_PROBLEM DESCRIPTION:_ Copy out each line that has "collision" in it.

_DATASET ROWS:_
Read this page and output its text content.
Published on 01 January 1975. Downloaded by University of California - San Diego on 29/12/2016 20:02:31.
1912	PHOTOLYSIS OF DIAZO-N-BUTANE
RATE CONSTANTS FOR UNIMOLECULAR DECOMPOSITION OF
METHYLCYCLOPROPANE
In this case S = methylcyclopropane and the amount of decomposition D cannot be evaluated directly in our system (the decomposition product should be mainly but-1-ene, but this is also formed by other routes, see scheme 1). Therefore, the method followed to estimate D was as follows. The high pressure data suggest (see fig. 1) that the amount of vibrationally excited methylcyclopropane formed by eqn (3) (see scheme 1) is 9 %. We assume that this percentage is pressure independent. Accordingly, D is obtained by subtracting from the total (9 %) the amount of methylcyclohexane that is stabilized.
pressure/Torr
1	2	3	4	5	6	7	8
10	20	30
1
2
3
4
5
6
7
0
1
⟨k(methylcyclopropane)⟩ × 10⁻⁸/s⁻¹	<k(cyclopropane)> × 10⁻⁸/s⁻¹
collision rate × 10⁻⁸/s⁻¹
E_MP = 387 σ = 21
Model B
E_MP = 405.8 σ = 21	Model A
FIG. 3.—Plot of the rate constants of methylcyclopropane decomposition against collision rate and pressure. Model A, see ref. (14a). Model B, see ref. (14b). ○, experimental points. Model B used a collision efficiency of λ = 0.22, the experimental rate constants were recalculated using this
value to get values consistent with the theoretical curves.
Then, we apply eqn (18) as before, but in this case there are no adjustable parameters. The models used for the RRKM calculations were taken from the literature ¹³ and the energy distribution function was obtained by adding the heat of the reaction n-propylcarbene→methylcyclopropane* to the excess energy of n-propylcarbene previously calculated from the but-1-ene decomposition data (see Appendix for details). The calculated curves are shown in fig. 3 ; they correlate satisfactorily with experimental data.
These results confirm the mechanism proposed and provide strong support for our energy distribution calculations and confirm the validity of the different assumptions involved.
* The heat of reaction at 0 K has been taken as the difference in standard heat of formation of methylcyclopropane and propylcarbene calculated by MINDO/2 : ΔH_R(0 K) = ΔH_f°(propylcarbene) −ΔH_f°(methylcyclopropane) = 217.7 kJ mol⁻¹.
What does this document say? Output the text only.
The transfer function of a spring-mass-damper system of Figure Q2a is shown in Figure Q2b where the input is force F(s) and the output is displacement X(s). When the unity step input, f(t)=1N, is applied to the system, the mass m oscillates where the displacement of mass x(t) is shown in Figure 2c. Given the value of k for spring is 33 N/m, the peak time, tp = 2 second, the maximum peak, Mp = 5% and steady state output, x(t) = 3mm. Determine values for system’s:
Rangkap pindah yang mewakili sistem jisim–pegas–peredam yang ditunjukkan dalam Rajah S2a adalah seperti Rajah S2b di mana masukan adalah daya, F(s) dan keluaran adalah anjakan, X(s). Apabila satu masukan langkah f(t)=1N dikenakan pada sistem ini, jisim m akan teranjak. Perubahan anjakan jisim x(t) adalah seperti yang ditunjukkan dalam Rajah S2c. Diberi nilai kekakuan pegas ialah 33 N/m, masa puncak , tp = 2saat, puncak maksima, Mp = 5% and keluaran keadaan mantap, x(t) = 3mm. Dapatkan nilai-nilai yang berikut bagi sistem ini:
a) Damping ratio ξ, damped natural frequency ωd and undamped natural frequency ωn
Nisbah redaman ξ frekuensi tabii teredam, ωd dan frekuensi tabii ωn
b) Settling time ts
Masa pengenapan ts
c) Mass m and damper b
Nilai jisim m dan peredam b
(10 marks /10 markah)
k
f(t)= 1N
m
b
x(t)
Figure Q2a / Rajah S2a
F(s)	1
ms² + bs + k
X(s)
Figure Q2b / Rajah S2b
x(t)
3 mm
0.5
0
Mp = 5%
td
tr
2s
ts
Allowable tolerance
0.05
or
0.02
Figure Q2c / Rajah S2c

_RESPONSE TO THIS EXERCISE:_
collision rate × 10⁻⁸/s⁻¹
FIG. 3.—Plot of the rate constants of methylcyclopropane decomposition against collision rate and pressure. Model A, see ref. (14a). Model B, see ref. (14b). ○, experimental points. Model B used a collision efficiency of λ = 0.22, the experimental rate constants were recalculated using this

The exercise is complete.